:: Short task ::
Your task is to output the listing word for word, with pictures excluded.

(Stored dataset items)
..............................
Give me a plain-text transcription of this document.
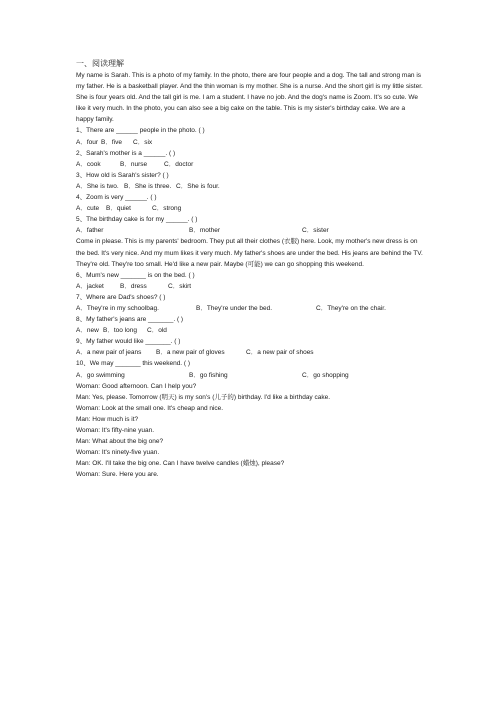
一、阅读理解

My name is Sarah. This is a photo of my family. In the photo, there are four people and a dog. The tall and strong man is my father. He is a basketball player. And the thin woman is my mother. She is a nurse. And the short girl is my little sister. She is four years old. And the tall girl is me. I am a student. I have no job. And the dog's name is Zoom. It's so cute. We like it very much. In the photo, you can also see a big cake on the table. This is my sister's birthday cake. We are a happy family.

1、There are ______ people in the photo. ( )

A．four B．five	C．six

2、Sarah's mother is a ______. ( )

A．cook	B．nurse	C．doctor

3、How old is Sarah's sister? ( )

A．She is two. B．She is three. C．She is four.

4、Zoom is very ______. ( )

A．cute	B．quiet	C．strong

5、The birthday cake is for my ______. ( )

A．father	B．mother	C．sister

Come in please. This is my parents' bedroom. They put all their clothes (衣服) here. Look, my mother's new dress is on the bed. It's very nice. And my mum likes it very much. My father's shoes are under the bed. His jeans are behind the TV. They're old. They're too small. He'd like a new pair. Maybe (可能) we can go shopping this weekend.

6、Mum's new _______ is on the bed. ( )

A．jacket	B．dress	C．skirt

7、Where are Dad's shoes? ( )

A．They're in my schoolbag.	B．They're under the bed.	C．They're on the chair.

8、My father's jeans are _______. ( )

A．new B．too long	C．old

9、My father would like _______. ( )

A．a new pair of jeans	B．a new pair of gloves	C．a new pair of shoes

10、We may _______ this weekend. ( )

A．go swimming	B．go fishing	C．go shopping

Woman: Good afternoon. Can I help you?

Man: Yes, please. Tomorrow (明天) is my son's (儿子的) birthday. I'd like a birthday cake.

Woman: Look at the small one. It's cheap and nice.

Man: How much is it?

Woman: It's fifty-nine yuan.

Man: What about the big one?

Woman: It's ninety-five yuan.

Man: OK. I'll take the big one. Can I have twelve candles (蜡烛), please?

Woman: Sure. Here you are.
..............................
:: Correct output ::
Give me a plain-text transcription of this document.
一、阅读理解

My name is Sarah. This is a photo of my family. In the photo, there are four people and a dog. The tall and strong man is my father. He is a basketball player. And the thin woman is my mother. She is a nurse. And the short girl is my little sister. She is four years old. And the tall girl is me. I am a student. I have no job. And the dog's name is Zoom. It's so cute. We like it very much. In the photo, you can also see a big cake on the table. This is my sister's birthday cake. We are a happy family.

1、There are ______ people in the photo. ( )

A．four B．five	C．six

2、Sarah's mother is a ______. ( )

A．cook	B．nurse	C．doctor

3、How old is Sarah's sister? ( )

A．She is two. B．She is three. C．She is four.

4、Zoom is very ______. ( )

A．cute	B．quiet	C．strong

5、The birthday cake is for my ______. ( )

A．father	B．mother	C．sister

Come in please. This is my parents' bedroom. They put all their clothes (衣服) here. Look, my mother's new dress is on the bed. It's very nice. And my mum likes it very much. My father's shoes are under the bed. His jeans are behind the TV. They're old. They're too small. He'd like a new pair. Maybe (可能) we can go shopping this weekend.

6、Mum's new _______ is on the bed. ( )

A．jacket	B．dress	C．skirt

7、Where are Dad's shoes? ( )

A．They're in my schoolbag.	B．They're under the bed.	C．They're on the chair.

8、My father's jeans are _______. ( )

A．new B．too long	C．old

9、My father would like _______. ( )

A．a new pair of jeans	B．a new pair of gloves	C．a new pair of shoes

10、We may _______ this weekend. ( )

A．go swimming	B．go fishing	C．go shopping

Woman: Good afternoon. Can I help you?

Man: Yes, please. Tomorrow (明天) is my son's (儿子的) birthday. I'd like a birthday cake.

Woman: Look at the small one. It's cheap and nice.

Man: How much is it?

Woman: It's fifty-nine yuan.

Man: What about the big one?

Woman: It's ninety-five yuan.

Man: OK. I'll take the big one. Can I have twelve candles (蜡烛), please?

Woman: Sure. Here you are.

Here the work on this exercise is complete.